- [Tasks and exercises]
1) Rewrite the aquarium filter thread from the words "# Clear Tubing, Inline" through the words "Dennerle Scapers Tank?", substituting "Fluval 406" for every "Fluval 306".
2) Output the entries from the line containing "gear-icon[interactable]: ✻ bbox=[1879, 499, 1890, 514]" through the line containing "trash-icon[interactable]: 🗑 bbox=[36, 647, 55, 663]", copying each line unchanged.

# Clear Tubing, Inline Heater & Lilly Pipes for the Fluval 306



## LukeDaly (9 Jan 2014)

Hey guys!

Recently just purchased the Fluval 306 for a new tank build I am going to be doing and I am wondering if anyone has any idea on what type of tubing I can use to replace the horrible black ribbed stuff that came with the filter? Not only is this for looks I need a little more tubing to reach the tank from the location the filter will be sitting. 

I am also interested in an inline heater to help keep the equipment seen in the tank to a minimum. The question is what brands should I look out for and what wattage do I need for the 50L Dennerle Scapers Tank? 

And last but definitely not least, what sort of Lilly pipes should I look for? I have never owned any and I am unsure of the best size to go for, what brands to look for etc? 

All help is greatly appreciated! 
Thank you, Luke.


----------



## James D (22 Jan 2014)

Hi Luke.

This is the size you need mate (16/22mm), you might be able to find it elsewhere but the price seems ok, I think I got mine off Ebay.

I haven't seen any other heaters apart from the Hydor ones but in my experience they're good, I think they just come in 200 or 300 watt models but I doubt it would make much difference which one you got (although i may be wrong, I'd have a check of their specs). You'll need the 16/22 size though obviously.

I've always bought cheap Chinese lily pipes of ebay and they have always been fine. I'm not running my fluval any more so I have might some spare if you'd like to PM me. Again 16/22!


----------

[Records of where elements are located]
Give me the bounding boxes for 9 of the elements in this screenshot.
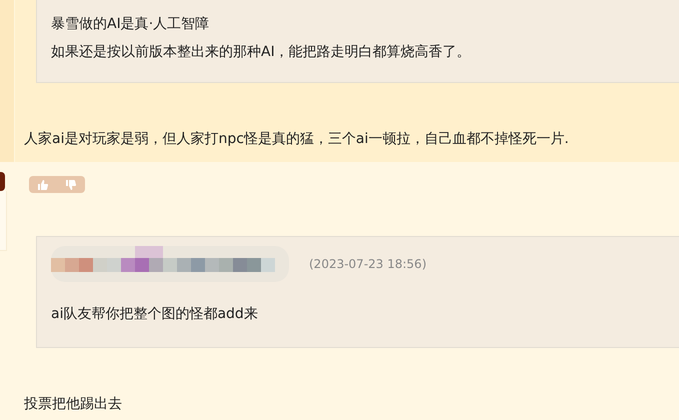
thumbs-down-icon[interactable]	[66, 180, 76, 190]
quote-line: 暴雪做的AI是真·人工智障	[51, 15, 210, 34]
thumbs-up-icon[interactable]	[38, 180, 48, 190]
side-strip	[0, 191, 7, 251]
timestamp: (2023-07-23 18:56)	[309, 256, 426, 273]
comment-text: 人家ai是对玩家是弱，但人家打npc怪是真的猛，三个ai一顿拉，自己血都不掉怪死一片.	[23, 130, 570, 149]
reply-text: ai队友帮你把整个图的怪都add来	[50, 305, 259, 324]
quote-line: 如果还是按以前版本整出来的那种AI，能把路走明白都算烧高香了。	[51, 43, 472, 62]
comment-text: 投票把他踢出去	[23, 395, 123, 414]
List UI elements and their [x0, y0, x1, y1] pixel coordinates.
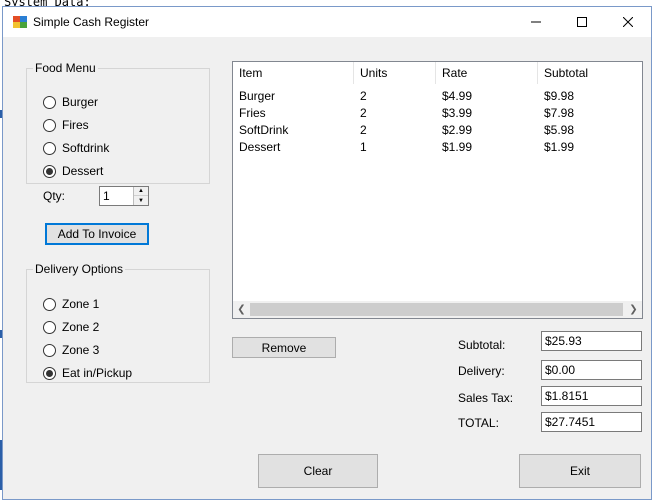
scroll-left-icon[interactable]: ❮ — [233, 301, 250, 318]
cell-units: 2 — [360, 106, 367, 120]
radio-circle — [43, 141, 56, 155]
cell-item: Fries — [239, 106, 266, 120]
list-header: Item Units Rate Subtotal — [233, 62, 642, 84]
scroll-right-icon[interactable]: ❯ — [625, 301, 642, 318]
stepper-down-icon[interactable]: ▼ — [134, 196, 148, 205]
radio-circle-checked — [43, 366, 56, 380]
radio-label: Softdrink — [62, 141, 110, 155]
cash-register-window: Simple Cash Register Food Menu Burger Fi… — [2, 6, 652, 500]
radio-label: Zone 2 — [62, 320, 100, 334]
delivery-options-legend: Delivery Options — [33, 262, 126, 276]
maximize-icon — [577, 17, 587, 27]
list-item[interactable]: Dessert 1 $1.99 $1.99 — [233, 139, 642, 156]
radio-dessert[interactable]: Dessert — [43, 164, 103, 178]
close-icon — [623, 17, 633, 27]
cell-rate: $1.99 — [442, 140, 473, 154]
radio-softdrink[interactable]: Softdrink — [43, 141, 109, 155]
cell-subtotal: $1.99 — [544, 140, 575, 154]
invoice-list[interactable]: Item Units Rate Subtotal Burger 2 $4.99 … — [232, 61, 643, 319]
scroll-thumb[interactable] — [250, 303, 623, 316]
food-menu-legend: Food Menu — [33, 61, 98, 75]
qty-value: 1 — [103, 189, 110, 203]
radio-label: Zone 1 — [62, 297, 100, 311]
clear-button[interactable]: Clear — [258, 454, 378, 488]
radio-circle — [43, 320, 56, 334]
column-header-item[interactable]: Item — [233, 62, 354, 84]
list-item[interactable]: Burger 2 $4.99 $9.98 — [233, 88, 642, 105]
cell-units: 1 — [360, 140, 367, 154]
food-menu-group: Food Menu Burger Fires Softdrink Dessert — [26, 61, 210, 184]
radio-zone-3[interactable]: Zone 3 — [43, 343, 99, 357]
maximize-button[interactable] — [559, 7, 605, 37]
remove-button[interactable]: Remove — [232, 337, 336, 358]
column-header-subtotal[interactable]: Subtotal — [538, 62, 642, 84]
cell-rate: $4.99 — [442, 89, 473, 103]
subtotal-field[interactable]: $25.93 — [541, 331, 642, 351]
minimize-icon — [531, 21, 541, 23]
delivery-label: Delivery: — [458, 364, 505, 378]
list-item[interactable]: Fries 2 $3.99 $7.98 — [233, 105, 642, 122]
radio-label: Eat in/Pickup — [62, 366, 133, 380]
radio-fires[interactable]: Fires — [43, 118, 89, 132]
cell-rate: $2.99 — [442, 123, 473, 137]
cell-units: 2 — [360, 89, 367, 103]
radio-label: Burger — [62, 95, 99, 109]
column-header-rate[interactable]: Rate — [436, 62, 538, 84]
radio-circle-checked — [43, 164, 56, 178]
subtotal-label: Subtotal: — [458, 338, 506, 352]
cell-item: Burger — [239, 89, 276, 103]
sales-tax-label: Sales Tax: — [458, 391, 514, 405]
delivery-options-group: Delivery Options Zone 1 Zone 2 Zone 3 Ea… — [26, 262, 210, 383]
total-label: TOTAL: — [458, 416, 499, 430]
column-header-units[interactable]: Units — [354, 62, 436, 84]
radio-circle — [43, 297, 56, 311]
radio-zone-2[interactable]: Zone 2 — [43, 320, 99, 334]
total-field[interactable]: $27.7451 — [541, 412, 642, 432]
list-item[interactable]: SoftDrink 2 $2.99 $5.98 — [233, 122, 642, 139]
title-bar[interactable]: Simple Cash Register — [3, 7, 651, 37]
radio-eat-in-pickup[interactable]: Eat in/Pickup — [43, 366, 132, 380]
radio-circle — [43, 343, 56, 357]
horizontal-scrollbar[interactable]: ❮ ❯ — [233, 301, 642, 318]
stepper-up-icon[interactable]: ▲ — [134, 187, 148, 196]
qty-stepper[interactable]: 1 ▲ ▼ — [99, 186, 149, 206]
cell-item: SoftDrink — [239, 123, 289, 137]
exit-button[interactable]: Exit — [519, 454, 641, 488]
close-button[interactable] — [605, 7, 651, 37]
radio-circle — [43, 118, 56, 132]
radio-label: Fires — [62, 118, 89, 132]
cell-subtotal: $9.98 — [544, 89, 575, 103]
app-icon — [13, 16, 27, 28]
qty-label: Qty: — [43, 189, 66, 203]
delivery-field[interactable]: $0.00 — [541, 360, 642, 380]
add-to-invoice-button[interactable]: Add To Invoice — [45, 223, 149, 245]
cell-rate: $3.99 — [442, 106, 473, 120]
radio-label: Dessert — [62, 164, 104, 178]
cell-subtotal: $7.98 — [544, 106, 575, 120]
cell-subtotal: $5.98 — [544, 123, 575, 137]
window-title: Simple Cash Register — [33, 15, 150, 29]
radio-burger[interactable]: Burger — [43, 95, 98, 109]
radio-label: Zone 3 — [62, 343, 100, 357]
cell-units: 2 — [360, 123, 367, 137]
minimize-button[interactable] — [513, 7, 559, 37]
radio-circle — [43, 95, 56, 109]
cell-item: Dessert — [239, 140, 281, 154]
radio-zone-1[interactable]: Zone 1 — [43, 297, 99, 311]
sales-tax-field[interactable]: $1.8151 — [541, 386, 642, 406]
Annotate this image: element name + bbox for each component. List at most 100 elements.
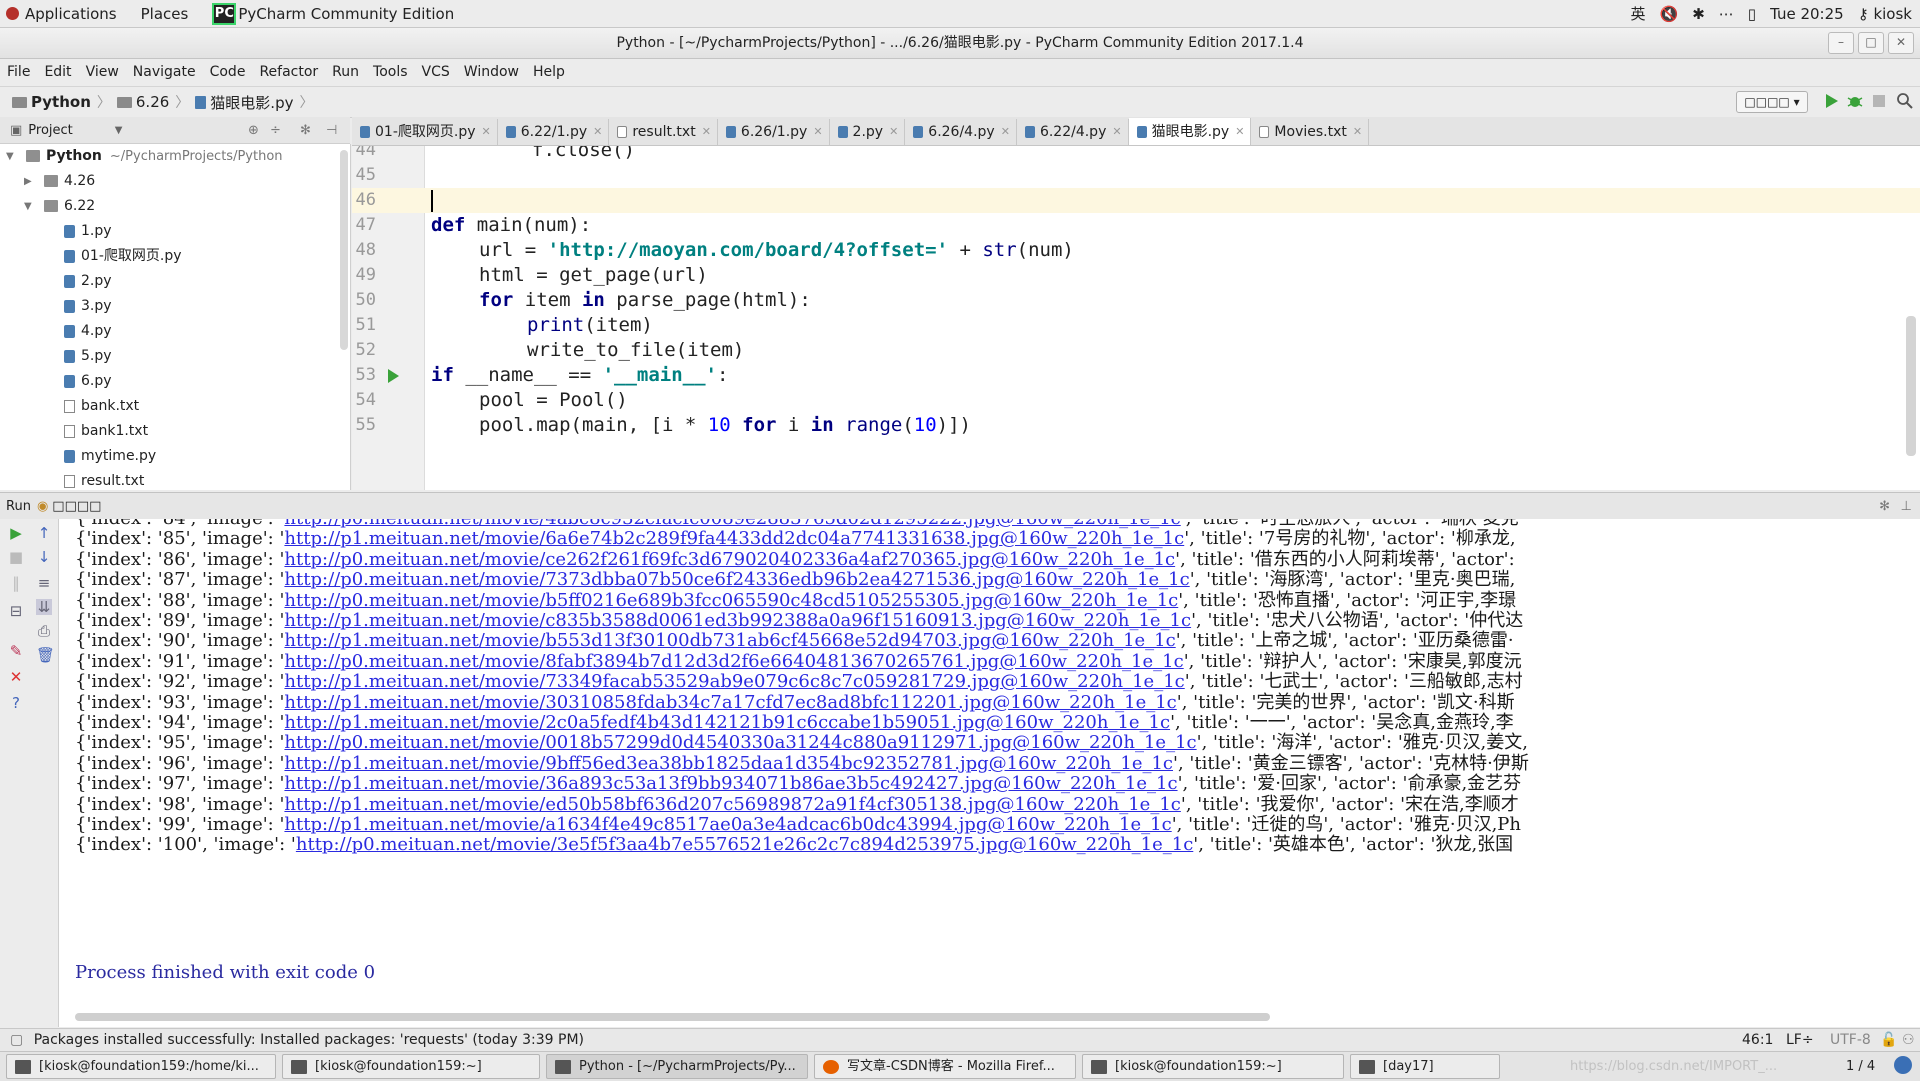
gear-icon[interactable]: ✻ bbox=[1879, 499, 1890, 514]
expand-arrow-icon[interactable]: ▶ bbox=[24, 169, 32, 194]
taskbar-window-button[interactable]: Python - [~/PycharmProjects/Py... bbox=[546, 1054, 808, 1079]
notification-icon[interactable] bbox=[1894, 1056, 1912, 1074]
network-icon[interactable]: ⋯ bbox=[1719, 5, 1734, 23]
stop-icon[interactable]: ■ bbox=[8, 549, 24, 565]
bluetooth-icon[interactable]: ✱ bbox=[1692, 5, 1705, 23]
menu-file[interactable]: File bbox=[0, 64, 37, 80]
breadcrumb-folder[interactable]: 6.26 bbox=[113, 93, 173, 111]
editor-tab[interactable]: 6.26/4.py ✕ bbox=[905, 119, 1017, 145]
collapse-icon[interactable]: ÷ bbox=[270, 123, 281, 138]
trash-icon[interactable]: 🗑 bbox=[36, 647, 55, 663]
breadcrumb-file[interactable]: 猫眼电影.py bbox=[191, 92, 297, 113]
menu-vcs[interactable]: VCS bbox=[415, 64, 457, 80]
console-link[interactable]: http://p1.meituan.net/movie/9bff56ed3ea3… bbox=[284, 753, 1173, 774]
editor-tab[interactable]: result.txt ✕ bbox=[609, 119, 718, 145]
tab-close-icon[interactable]: ✕ bbox=[889, 119, 898, 145]
hide-panel-icon[interactable]: ⊥ bbox=[1901, 499, 1912, 514]
menu-help[interactable]: Help bbox=[526, 64, 572, 80]
editor-tab[interactable]: 6.22/1.py ✕ bbox=[498, 119, 610, 145]
console-link[interactable]: http://p1.meituan.net/movie/30310858fdab… bbox=[284, 692, 1176, 713]
scroll-to-end-icon[interactable]: ⇊ bbox=[36, 599, 52, 615]
tree-item[interactable]: result.txt bbox=[0, 469, 350, 490]
console-horizontal-scrollbar[interactable] bbox=[75, 1013, 1270, 1021]
debug-icon[interactable] bbox=[1846, 92, 1864, 110]
run-configuration-select[interactable]: □□□□ ▾ bbox=[1736, 91, 1808, 113]
down-arrow-icon[interactable]: ↓ bbox=[36, 549, 52, 565]
minimize-button[interactable]: – bbox=[1828, 32, 1854, 54]
project-scrollbar[interactable] bbox=[340, 150, 348, 350]
inspector-icon[interactable]: ⚇ bbox=[1902, 1029, 1915, 1051]
console-link[interactable]: http://p0.meituan.net/movie/7373dbba07b5… bbox=[284, 569, 1189, 590]
pin-icon[interactable]: ✎ bbox=[8, 643, 24, 659]
tab-close-icon[interactable]: ✕ bbox=[1001, 119, 1010, 145]
tool-windows-icon[interactable]: ▢ bbox=[10, 1032, 23, 1048]
taskbar-window-button[interactable]: 写文章-CSDN博客 - Mozilla Firef... bbox=[814, 1054, 1076, 1079]
stop-icon[interactable] bbox=[1870, 92, 1888, 110]
gear-icon[interactable]: ✻ bbox=[300, 123, 311, 138]
console-link[interactable]: http://p1.meituan.net/movie/c835b3588d00… bbox=[284, 610, 1191, 631]
close-button[interactable]: ✕ bbox=[1888, 32, 1914, 54]
console-link[interactable]: http://p1.meituan.net/movie/6a6e74b2c289… bbox=[284, 528, 1184, 549]
tree-item[interactable]: ▶ 4.26 bbox=[0, 169, 350, 194]
lock-icon[interactable]: 🔓 bbox=[1880, 1029, 1897, 1051]
taskbar-window-button[interactable]: [kiosk@foundation159:/home/ki... bbox=[6, 1054, 276, 1079]
user-menu[interactable]: ⚷ kiosk bbox=[1858, 5, 1912, 23]
console-link[interactable]: http://p1.meituan.net/movie/36a893c53a13… bbox=[284, 773, 1177, 794]
tab-close-icon[interactable]: ✕ bbox=[813, 119, 822, 145]
menu-run[interactable]: Run bbox=[325, 64, 366, 80]
tree-root[interactable]: ▼ Python ~/PycharmProjects/Python bbox=[0, 144, 350, 169]
up-arrow-icon[interactable]: ↑ bbox=[36, 525, 52, 541]
close-icon[interactable]: ✕ bbox=[8, 669, 24, 685]
editor-tab-active[interactable]: 猫眼电影.py ✕ bbox=[1128, 118, 1252, 145]
expand-arrow-icon[interactable]: ▼ bbox=[6, 144, 14, 169]
console-link[interactable]: http://p1.meituan.net/movie/a1634f4e49c8… bbox=[284, 814, 1171, 835]
line-separator[interactable]: LF÷ bbox=[1786, 1029, 1814, 1051]
code-editor[interactable]: 44 f.close() 45 46 47 def main(num): 48 url… bbox=[352, 146, 1920, 490]
editor-tab[interactable]: 2.py ✕ bbox=[830, 119, 906, 145]
applications-menu[interactable]: Applications bbox=[6, 5, 141, 23]
run-panel-label[interactable]: Run bbox=[6, 499, 31, 514]
tree-item[interactable]: bank.txt bbox=[0, 394, 350, 419]
caret-position[interactable]: 46:1 bbox=[1742, 1029, 1773, 1051]
soft-wrap-icon[interactable]: ≡ bbox=[36, 575, 52, 591]
run-gutter-icon[interactable] bbox=[388, 369, 399, 383]
taskbar-window-button[interactable]: [kiosk@foundation159:~] bbox=[1082, 1054, 1344, 1079]
search-icon[interactable] bbox=[1896, 92, 1914, 110]
places-menu[interactable]: Places bbox=[141, 5, 189, 23]
run-panel-config[interactable]: □□□□ bbox=[52, 499, 101, 514]
console-link[interactable]: http://p1.meituan.net/movie/b553d13f3010… bbox=[284, 630, 1175, 651]
editor-tab[interactable]: 6.26/1.py ✕ bbox=[718, 119, 830, 145]
menu-refactor[interactable]: Refactor bbox=[252, 64, 325, 80]
volume-icon[interactable]: 🔇 bbox=[1660, 5, 1679, 23]
status-message[interactable]: Packages installed successfully: Install… bbox=[34, 1032, 584, 1048]
editor-tab[interactable]: 6.22/4.py ✕ bbox=[1017, 119, 1129, 145]
tab-close-icon[interactable]: ✕ bbox=[1112, 119, 1121, 145]
tree-item[interactable]: ▼ 6.22 bbox=[0, 194, 350, 219]
editor-tab[interactable]: Movies.txt ✕ bbox=[1251, 119, 1370, 145]
project-panel-title[interactable]: Project bbox=[28, 123, 72, 138]
hide-panel-icon[interactable]: ⊣ bbox=[326, 123, 337, 138]
tree-item[interactable]: bank1.txt bbox=[0, 419, 350, 444]
battery-icon[interactable]: ▯ bbox=[1748, 5, 1756, 23]
tree-item[interactable]: 5.py bbox=[0, 344, 350, 369]
menu-navigate[interactable]: Navigate bbox=[126, 64, 203, 80]
tab-close-icon[interactable]: ✕ bbox=[702, 119, 711, 145]
tab-close-icon[interactable]: ✕ bbox=[593, 119, 602, 145]
chevron-down-icon[interactable]: ▼ bbox=[115, 125, 123, 136]
taskbar-window-button[interactable]: [day17] bbox=[1350, 1054, 1500, 1079]
collapse-arrow-icon[interactable]: ▼ bbox=[24, 194, 32, 219]
print-icon[interactable]: ⎙ bbox=[36, 623, 52, 639]
file-encoding[interactable]: UTF-8 bbox=[1830, 1029, 1871, 1051]
tree-item[interactable]: 6.py bbox=[0, 369, 350, 394]
console-link[interactable]: http://p0.meituan.net/movie/8fabf3894b7d… bbox=[284, 651, 1183, 672]
clock[interactable]: Tue 20:25 bbox=[1770, 5, 1844, 23]
active-app-label[interactable]: PyCharm Community Edition bbox=[238, 5, 454, 23]
tab-close-icon[interactable]: ✕ bbox=[1235, 119, 1244, 145]
console-link[interactable]: http://p1.meituan.net/movie/ed50b58bf636… bbox=[284, 794, 1180, 815]
tree-item[interactable]: 4.py bbox=[0, 319, 350, 344]
editor-tab[interactable]: 01-爬取网页.py ✕ bbox=[352, 119, 498, 145]
menu-window[interactable]: Window bbox=[457, 64, 526, 80]
tree-item[interactable]: 3.py bbox=[0, 294, 350, 319]
console-link[interactable]: http://p1.meituan.net/movie/2c0a5fedf4b4… bbox=[284, 712, 1170, 733]
menu-edit[interactable]: Edit bbox=[37, 64, 78, 80]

- [Answers below]
1)
# Clear Tubing, Inline Heater & Lilly Pipes for the Fluval 406



## LukeDaly (9 Jan 2014)

Hey guys!

Recently just purchased the Fluval 406 for a new tank build I am going to be doing and I am wondering if anyone has any idea on what type of tubing I can use to replace the horrible black ribbed stuff that came with the filter? Not only is this for looks I need a little more tubing to reach the tank from the location the filter will be sitting. 

I am also interested in an inline heater to help keep the equipment seen in the tank to a minimum. The question is what brands should I look out for and what wattage do I need for the 50L Dennerle Scapers Tank?

2)
gear-icon[interactable]: ✻ bbox=[1879, 499, 1890, 514]
expand-arrow-icon[interactable]: ▶ bbox=[24, 169, 32, 194]
taskbar-window-button[interactable]: Python - [~/PycharmProjects/Py... bbox=[546, 1054, 808, 1079]
notification-icon[interactable] bbox=[1894, 1056, 1912, 1074]
network-icon[interactable]: ⋯ bbox=[1719, 5, 1734, 23]
stop-icon[interactable]: ■ bbox=[8, 549, 24, 565]
bluetooth-icon[interactable]: ✱ bbox=[1692, 5, 1705, 23]
menu-file[interactable]: File bbox=[0, 64, 37, 80]
breadcrumb-folder[interactable]: 6.26 bbox=[113, 93, 173, 111]
editor-tab[interactable]: 6.26/4.py ✕ bbox=[905, 119, 1017, 145]
collapse-icon[interactable]: ÷ bbox=[270, 123, 281, 138]
trash-icon[interactable]: 🗑 bbox=[36, 647, 55, 663]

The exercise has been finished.